What is needed
Copy all the material below, exactly as it stands.

======== Dataset rows

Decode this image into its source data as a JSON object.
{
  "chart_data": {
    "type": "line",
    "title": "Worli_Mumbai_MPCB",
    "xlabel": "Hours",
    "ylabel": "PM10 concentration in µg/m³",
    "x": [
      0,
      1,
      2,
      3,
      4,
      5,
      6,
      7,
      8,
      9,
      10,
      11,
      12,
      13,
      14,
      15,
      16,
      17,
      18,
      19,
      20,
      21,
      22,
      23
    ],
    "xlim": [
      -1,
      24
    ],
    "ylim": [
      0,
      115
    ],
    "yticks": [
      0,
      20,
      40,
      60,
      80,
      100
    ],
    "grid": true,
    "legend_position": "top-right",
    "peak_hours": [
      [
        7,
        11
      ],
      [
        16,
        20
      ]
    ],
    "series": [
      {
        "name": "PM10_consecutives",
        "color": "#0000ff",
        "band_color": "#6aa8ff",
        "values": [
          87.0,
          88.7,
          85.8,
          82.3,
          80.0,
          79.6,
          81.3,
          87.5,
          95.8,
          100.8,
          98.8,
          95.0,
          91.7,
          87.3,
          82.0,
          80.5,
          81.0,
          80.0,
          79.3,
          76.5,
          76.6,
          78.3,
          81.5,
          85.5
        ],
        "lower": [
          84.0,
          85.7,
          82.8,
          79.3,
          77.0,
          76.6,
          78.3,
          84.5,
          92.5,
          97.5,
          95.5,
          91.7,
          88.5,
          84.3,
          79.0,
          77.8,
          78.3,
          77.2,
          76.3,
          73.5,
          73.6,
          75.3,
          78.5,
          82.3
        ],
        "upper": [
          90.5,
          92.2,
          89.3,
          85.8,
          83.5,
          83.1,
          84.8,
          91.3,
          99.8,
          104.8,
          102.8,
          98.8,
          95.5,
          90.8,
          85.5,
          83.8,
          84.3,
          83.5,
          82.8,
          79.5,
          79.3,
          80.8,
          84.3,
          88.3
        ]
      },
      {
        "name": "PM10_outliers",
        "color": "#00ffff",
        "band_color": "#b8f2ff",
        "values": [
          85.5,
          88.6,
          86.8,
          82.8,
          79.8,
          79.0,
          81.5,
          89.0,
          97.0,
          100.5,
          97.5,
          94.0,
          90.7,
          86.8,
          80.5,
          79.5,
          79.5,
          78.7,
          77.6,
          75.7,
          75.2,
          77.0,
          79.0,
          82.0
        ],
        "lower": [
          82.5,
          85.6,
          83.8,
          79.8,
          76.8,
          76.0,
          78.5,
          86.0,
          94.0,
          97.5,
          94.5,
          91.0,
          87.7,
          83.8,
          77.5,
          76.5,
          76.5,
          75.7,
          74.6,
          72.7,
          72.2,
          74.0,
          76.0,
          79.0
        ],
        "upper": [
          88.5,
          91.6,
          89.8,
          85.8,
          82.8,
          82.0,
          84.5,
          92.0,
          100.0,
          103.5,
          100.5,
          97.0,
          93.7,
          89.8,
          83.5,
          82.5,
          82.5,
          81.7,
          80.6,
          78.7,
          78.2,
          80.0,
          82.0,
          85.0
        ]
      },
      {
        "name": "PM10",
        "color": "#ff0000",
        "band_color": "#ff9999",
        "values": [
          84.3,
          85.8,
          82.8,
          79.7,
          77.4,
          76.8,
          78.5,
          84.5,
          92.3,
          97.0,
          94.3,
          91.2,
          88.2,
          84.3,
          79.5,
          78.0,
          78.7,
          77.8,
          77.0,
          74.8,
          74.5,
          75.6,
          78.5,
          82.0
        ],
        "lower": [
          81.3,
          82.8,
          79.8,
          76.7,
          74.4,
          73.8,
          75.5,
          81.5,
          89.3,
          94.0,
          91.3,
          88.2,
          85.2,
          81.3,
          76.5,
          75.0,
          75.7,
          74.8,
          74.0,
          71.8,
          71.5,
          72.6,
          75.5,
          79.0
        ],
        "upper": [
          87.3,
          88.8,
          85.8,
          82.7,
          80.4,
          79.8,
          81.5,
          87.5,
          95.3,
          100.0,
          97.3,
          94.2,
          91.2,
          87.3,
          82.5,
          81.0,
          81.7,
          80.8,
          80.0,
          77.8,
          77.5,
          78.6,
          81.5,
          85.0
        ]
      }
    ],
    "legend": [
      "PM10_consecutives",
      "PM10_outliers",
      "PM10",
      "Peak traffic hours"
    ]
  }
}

================

Complete response
Decode this image into its source data as a JSON object.
{
  "chart_data": {
    "type": "line",
    "title": "Worli_Mumbai_MPCB",
    "xlabel": "Hours",
    "ylabel": "PM10 concentration in µg/m³",
    "x": [
      0,
      1,
      2,
      3,
      4,
      5,
      6,
      7,
      8,
      9,
      10,
      11,
      12,
      13,
      14,
      15,
      16,
      17,
      18,
      19,
      20,
      21,
      22,
      23
    ],
    "xlim": [
      -1,
      24
    ],
    "ylim": [
      0,
      115
    ],
    "yticks": [
      0,
      20,
      40,
      60,
      80,
      100
    ],
    "grid": true,
    "legend_position": "top-right",
    "peak_hours": [
      [
        7,
        11
      ],
      [
        16,
        20
      ]
    ],
    "series": [
      {
        "name": "PM10_consecutives",
        "color": "#0000ff",
        "band_color": "#6aa8ff",
        "values": [
          87.0,
          88.7,
          85.8,
          82.3,
          80.0,
          79.6,
          81.3,
          87.5,
          95.8,
          100.8,
          98.8,
          95.0,
          91.7,
          87.3,
          82.0,
          80.5,
          81.0,
          80.0,
          79.3,
          76.5,
          76.6,
          78.3,
          81.5,
          85.5
        ],
        "lower": [
          84.0,
          85.7,
          82.8,
          79.3,
          77.0,
          76.6,
          78.3,
          84.5,
          92.5,
          97.5,
          95.5,
          91.7,
          88.5,
          84.3,
          79.0,
          77.8,
          78.3,
          77.2,
          76.3,
          73.5,
          73.6,
          75.3,
          78.5,
          82.3
        ],
        "upper": [
          90.5,
          92.2,
          89.3,
          85.8,
          83.5,
          83.1,
          84.8,
          91.3,
          99.8,
          104.8,
          102.8,
          98.8,
          95.5,
          90.8,
          85.5,
          83.8,
          84.3,
          83.5,
          82.8,
          79.5,
          79.3,
          80.8,
          84.3,
          88.3
        ]
      },
      {
        "name": "PM10_outliers",
        "color": "#00ffff",
        "band_color": "#b8f2ff",
        "values": [
          85.5,
          88.6,
          86.8,
          82.8,
          79.8,
          79.0,
          81.5,
          89.0,
          97.0,
          100.5,
          97.5,
          94.0,
          90.7,
          86.8,
          80.5,
          79.5,
          79.5,
          78.7,
          77.6,
          75.7,
          75.2,
          77.0,
          79.0,
          82.0
        ],
        "lower": [
          82.5,
          85.6,
          83.8,
          79.8,
          76.8,
          76.0,
          78.5,
          86.0,
          94.0,
          97.5,
          94.5,
          91.0,
          87.7,
          83.8,
          77.5,
          76.5,
          76.5,
          75.7,
          74.6,
          72.7,
          72.2,
          74.0,
          76.0,
          79.0
        ],
        "upper": [
          88.5,
          91.6,
          89.8,
          85.8,
          82.8,
          82.0,
          84.5,
          92.0,
          100.0,
          103.5,
          100.5,
          97.0,
          93.7,
          89.8,
          83.5,
          82.5,
          82.5,
          81.7,
          80.6,
          78.7,
          78.2,
          80.0,
          82.0,
          85.0
        ]
      },
      {
        "name": "PM10",
        "color": "#ff0000",
        "band_color": "#ff9999",
        "values": [
          84.3,
          85.8,
          82.8,
          79.7,
          77.4,
          76.8,
          78.5,
          84.5,
          92.3,
          97.0,
          94.3,
          91.2,
          88.2,
          84.3,
          79.5,
          78.0,
          78.7,
          77.8,
          77.0,
          74.8,
          74.5,
          75.6,
          78.5,
          82.0
        ],
        "lower": [
          81.3,
          82.8,
          79.8,
          76.7,
          74.4,
          73.8,
          75.5,
          81.5,
          89.3,
          94.0,
          91.3,
          88.2,
          85.2,
          81.3,
          76.5,
          75.0,
          75.7,
          74.8,
          74.0,
          71.8,
          71.5,
          72.6,
          75.5,
          79.0
        ],
        "upper": [
          87.3,
          88.8,
          85.8,
          82.7,
          80.4,
          79.8,
          81.5,
          87.5,
          95.3,
          100.0,
          97.3,
          94.2,
          91.2,
          87.3,
          82.5,
          81.0,
          81.7,
          80.8,
          80.0,
          77.8,
          77.5,
          78.6,
          81.5,
          85.0
        ]
      }
    ],
    "legend": [
      "PM10_consecutives",
      "PM10_outliers",
      "PM10",
      "Peak traffic hours"
    ]
  }
}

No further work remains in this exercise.